## What to do
Go through the entries below and pick out every line with "dfrac".

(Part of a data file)
########
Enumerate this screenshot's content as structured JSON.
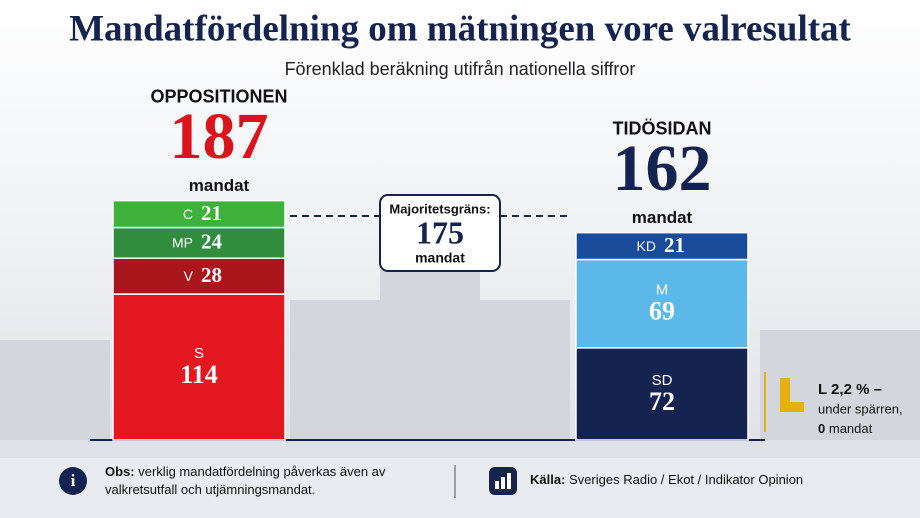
{
  "chart_data": {
    "type": "stacked-bar",
    "title": "Mandatfördelning om mätningen vore valresultat",
    "subtitle": "Förenklad beräkning utifrån nationella siffror",
    "groups": [
      {
        "label": "OPPOSITIONEN",
        "total": 187,
        "unit": "mandat",
        "color": "#d9141c",
        "segments": [
          {
            "name": "S",
            "value": 114,
            "color": "#e3171f"
          },
          {
            "name": "V",
            "value": 28,
            "color": "#a9161c"
          },
          {
            "name": "MP",
            "value": 24,
            "color": "#2f8d3d"
          },
          {
            "name": "C",
            "value": 21,
            "color": "#3db13a"
          }
        ]
      },
      {
        "label": "TIDÖSIDAN",
        "total": 162,
        "unit": "mandat",
        "color": "#14234f",
        "segments": [
          {
            "name": "SD",
            "value": 72,
            "color": "#14234f"
          },
          {
            "name": "M",
            "value": 69,
            "color": "#5bb8e8"
          },
          {
            "name": "KD",
            "value": 21,
            "color": "#1a4b9a"
          }
        ]
      }
    ],
    "majority": {
      "label": "Majoritetsgräns:",
      "value": 175,
      "unit": "mandat"
    },
    "annotation": {
      "lines": [
        "L 2,2 % –",
        "under spärren,"
      ],
      "seats": 0,
      "unit": "mandat",
      "color": "#e8b00f"
    }
  },
  "footer": {
    "note_label": "Obs:",
    "note": "verklig mandatfördelning påverkas även av valkretsutfall och utjämningsmandat.",
    "source_label": "Källa:",
    "source": "Sveriges Radio / Ekot / Indikator Opinion"
  }
}
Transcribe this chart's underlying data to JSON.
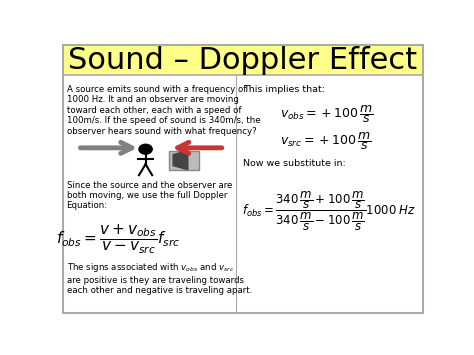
{
  "title": "Sound – Doppler Effect",
  "title_fontsize": 22,
  "title_bg_color": "#FFFF88",
  "bg_color": "#FFFFFF",
  "border_color": "#AAAAAA",
  "left_paragraph": "A source emits sound with a frequency of\n1000 Hz. It and an observer are moving\ntoward each other, each with a speed of\n100m/s. If the speed of sound is 340m/s, the\nobserver hears sound with what frequency?",
  "left_paragraph2": "Since the source and the observer are\nboth moving, we use the full Doppler\nEquation:",
  "left_paragraph3": "The signs associated with $v_{obs}$ and $v_{src}$\nare positive is they are traveling towards\neach other and negative is traveling apart.",
  "right_paragraph1": "This implies that:",
  "right_paragraph2": "Now we substitute in:",
  "formula_left": "$f_{obs} = \\dfrac{v + v_{obs}}{v - v_{src}} f_{src}$",
  "formula_right_num": "$f_{obs} = \\dfrac{340\\,\\dfrac{m}{s} + 100\\,\\dfrac{m}{s}}{340\\,\\dfrac{m}{s} - 100\\,\\dfrac{m}{s}} 1000\\;Hz$",
  "v_obs_eq": "$v_{obs} = +100\\,\\dfrac{m}{s}$",
  "v_src_eq": "$v_{src} = +100\\,\\dfrac{m}{s}$"
}
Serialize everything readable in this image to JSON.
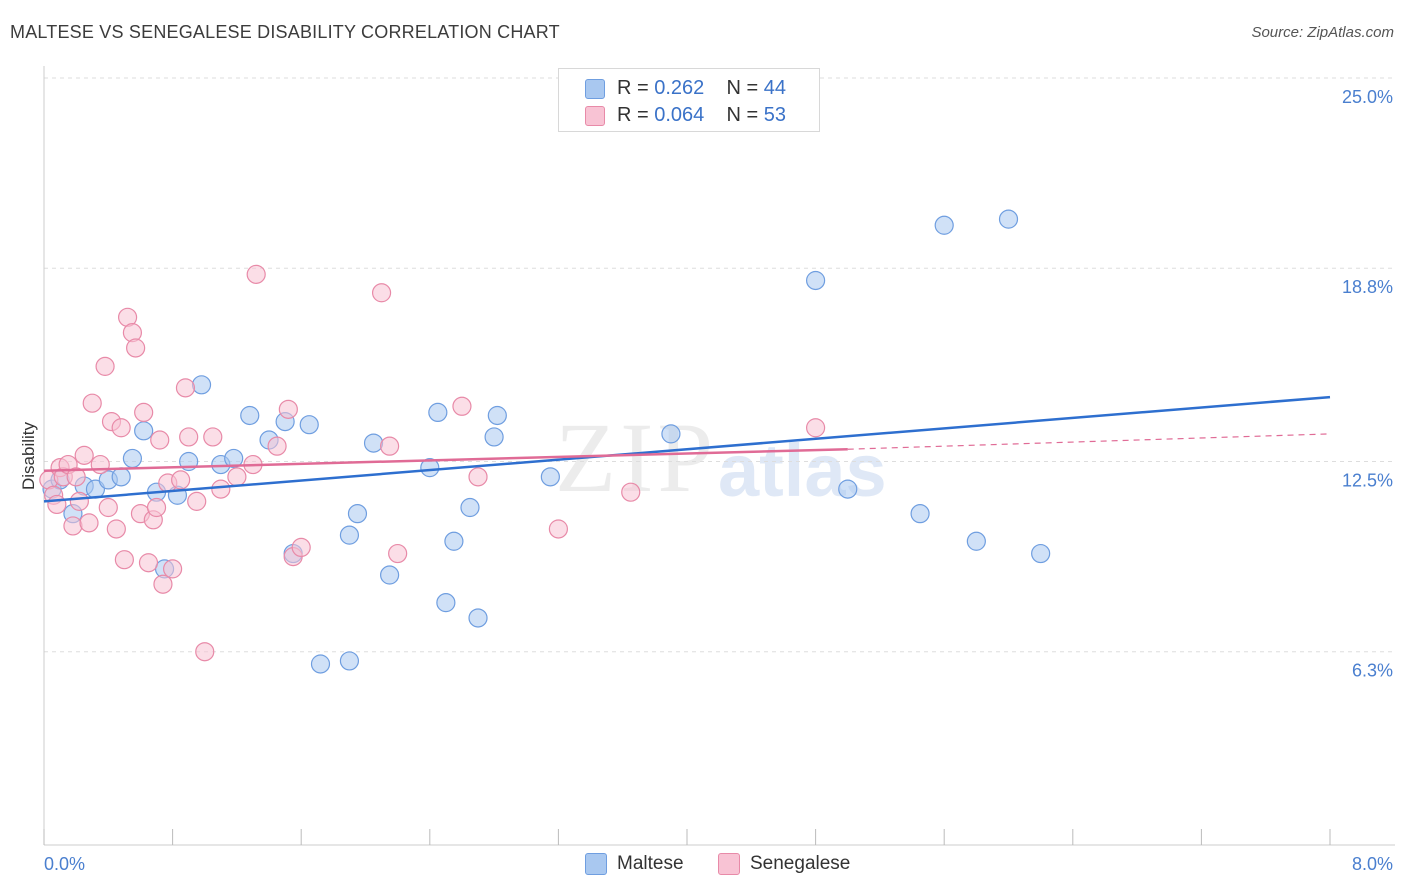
{
  "title": "MALTESE VS SENEGALESE DISABILITY CORRELATION CHART",
  "source": "Source: ZipAtlas.com",
  "watermark": {
    "zip": "ZIP",
    "atlas": "atlas"
  },
  "legend": {
    "rows": [
      {
        "r_label": "R =",
        "r_value": "0.262",
        "n_label": "N =",
        "n_value": "44",
        "color": "#a9c8f0",
        "border": "#6f9ee0"
      },
      {
        "r_label": "R =",
        "r_value": "0.064",
        "n_label": "N =",
        "n_value": "53",
        "color": "#f8c3d4",
        "border": "#e88aa8"
      }
    ]
  },
  "bottom_legend": [
    {
      "label": "Maltese",
      "color": "#a9c8f0",
      "border": "#6f9ee0"
    },
    {
      "label": "Senegalese",
      "color": "#f8c3d4",
      "border": "#e88aa8"
    }
  ],
  "chart_data": {
    "type": "scatter",
    "title": "MALTESE VS SENEGALESE DISABILITY CORRELATION CHART",
    "xlabel": "",
    "ylabel": "Disability",
    "xlim": [
      0,
      8.0
    ],
    "ylim": [
      0,
      25.0
    ],
    "x_tick_labels": [
      "0.0%",
      "8.0%"
    ],
    "y_tick_values": [
      6.3,
      12.5,
      18.8,
      25.0
    ],
    "y_tick_labels": [
      "6.3%",
      "12.5%",
      "18.8%",
      "25.0%"
    ],
    "grid": "horizontal dashed",
    "legend_position": "top-center",
    "series": [
      {
        "name": "Maltese",
        "color": "#6f9ee0",
        "fill": "#a9c8f0",
        "trend": {
          "x": [
            0.0,
            8.0
          ],
          "y": [
            11.2,
            14.6
          ],
          "color": "#2e6fcf"
        },
        "points": [
          [
            0.05,
            11.6
          ],
          [
            0.1,
            11.9
          ],
          [
            0.18,
            10.8
          ],
          [
            0.25,
            11.7
          ],
          [
            0.32,
            11.6
          ],
          [
            0.4,
            11.9
          ],
          [
            0.48,
            12.0
          ],
          [
            0.55,
            12.6
          ],
          [
            0.62,
            13.5
          ],
          [
            0.7,
            11.5
          ],
          [
            0.75,
            9.0
          ],
          [
            0.83,
            11.4
          ],
          [
            0.9,
            12.5
          ],
          [
            0.98,
            15.0
          ],
          [
            1.1,
            12.4
          ],
          [
            1.18,
            12.6
          ],
          [
            1.28,
            14.0
          ],
          [
            1.4,
            13.2
          ],
          [
            1.5,
            13.8
          ],
          [
            1.55,
            9.5
          ],
          [
            1.65,
            13.7
          ],
          [
            1.72,
            5.9
          ],
          [
            1.9,
            10.1
          ],
          [
            1.95,
            10.8
          ],
          [
            2.05,
            13.1
          ],
          [
            2.15,
            8.8
          ],
          [
            2.4,
            12.3
          ],
          [
            2.45,
            14.1
          ],
          [
            2.5,
            7.9
          ],
          [
            2.55,
            9.9
          ],
          [
            2.65,
            11.0
          ],
          [
            2.7,
            7.4
          ],
          [
            2.8,
            13.3
          ],
          [
            2.82,
            14.0
          ],
          [
            3.15,
            12.0
          ],
          [
            3.9,
            13.4
          ],
          [
            4.8,
            18.4
          ],
          [
            5.0,
            11.6
          ],
          [
            5.45,
            10.8
          ],
          [
            5.6,
            20.2
          ],
          [
            5.8,
            9.9
          ],
          [
            6.0,
            20.4
          ],
          [
            6.2,
            9.5
          ],
          [
            1.9,
            6.0
          ]
        ]
      },
      {
        "name": "Senegalese",
        "color": "#e88aa8",
        "fill": "#f8c3d4",
        "trend": {
          "x": [
            0.0,
            5.0
          ],
          "y": [
            12.2,
            12.9
          ],
          "color": "#e06b96"
        },
        "trend_dashed": {
          "x": [
            5.0,
            8.0
          ],
          "y": [
            12.9,
            13.4
          ]
        },
        "points": [
          [
            0.03,
            11.9
          ],
          [
            0.06,
            11.4
          ],
          [
            0.08,
            11.1
          ],
          [
            0.1,
            12.3
          ],
          [
            0.12,
            12.0
          ],
          [
            0.15,
            12.4
          ],
          [
            0.18,
            10.4
          ],
          [
            0.22,
            11.2
          ],
          [
            0.25,
            12.7
          ],
          [
            0.28,
            10.5
          ],
          [
            0.3,
            14.4
          ],
          [
            0.35,
            12.4
          ],
          [
            0.38,
            15.6
          ],
          [
            0.4,
            11.0
          ],
          [
            0.42,
            13.8
          ],
          [
            0.45,
            10.3
          ],
          [
            0.48,
            13.6
          ],
          [
            0.5,
            9.3
          ],
          [
            0.52,
            17.2
          ],
          [
            0.55,
            16.7
          ],
          [
            0.57,
            16.2
          ],
          [
            0.6,
            10.8
          ],
          [
            0.62,
            14.1
          ],
          [
            0.65,
            9.2
          ],
          [
            0.68,
            10.6
          ],
          [
            0.7,
            11.0
          ],
          [
            0.72,
            13.2
          ],
          [
            0.74,
            8.5
          ],
          [
            0.77,
            11.8
          ],
          [
            0.8,
            9.0
          ],
          [
            0.85,
            11.9
          ],
          [
            0.88,
            14.9
          ],
          [
            0.9,
            13.3
          ],
          [
            0.95,
            11.2
          ],
          [
            1.0,
            6.3
          ],
          [
            1.05,
            13.3
          ],
          [
            1.1,
            11.6
          ],
          [
            1.2,
            12.0
          ],
          [
            1.3,
            12.4
          ],
          [
            1.32,
            18.6
          ],
          [
            1.45,
            13.0
          ],
          [
            1.52,
            14.2
          ],
          [
            1.55,
            9.4
          ],
          [
            2.1,
            18.0
          ],
          [
            2.15,
            13.0
          ],
          [
            2.2,
            9.5
          ],
          [
            2.6,
            14.3
          ],
          [
            2.7,
            12.0
          ],
          [
            3.2,
            10.3
          ],
          [
            3.65,
            11.5
          ],
          [
            4.8,
            13.6
          ],
          [
            1.6,
            9.7
          ],
          [
            0.2,
            12.0
          ]
        ]
      }
    ]
  }
}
########
## Worked solution
  "formula_left": "$f_{obs} = \\dfrac{v + v_{obs}}{v - v_{src}} f_{src}$",
  "formula_right_num": "$f_{obs} = \\dfrac{340\\,\\dfrac{m}{s} + 100\\,\\dfrac{m}{s}}{340\\,\\dfrac{m}{s} - 100\\,\\dfrac{m}{s}} 1000\\;Hz$",
  "v_obs_eq": "$v_{obs} = +100\\,\\dfrac{m}{s}$",
  "v_src_eq": "$v_{src} = +100\\,\\dfrac{m}{s}$"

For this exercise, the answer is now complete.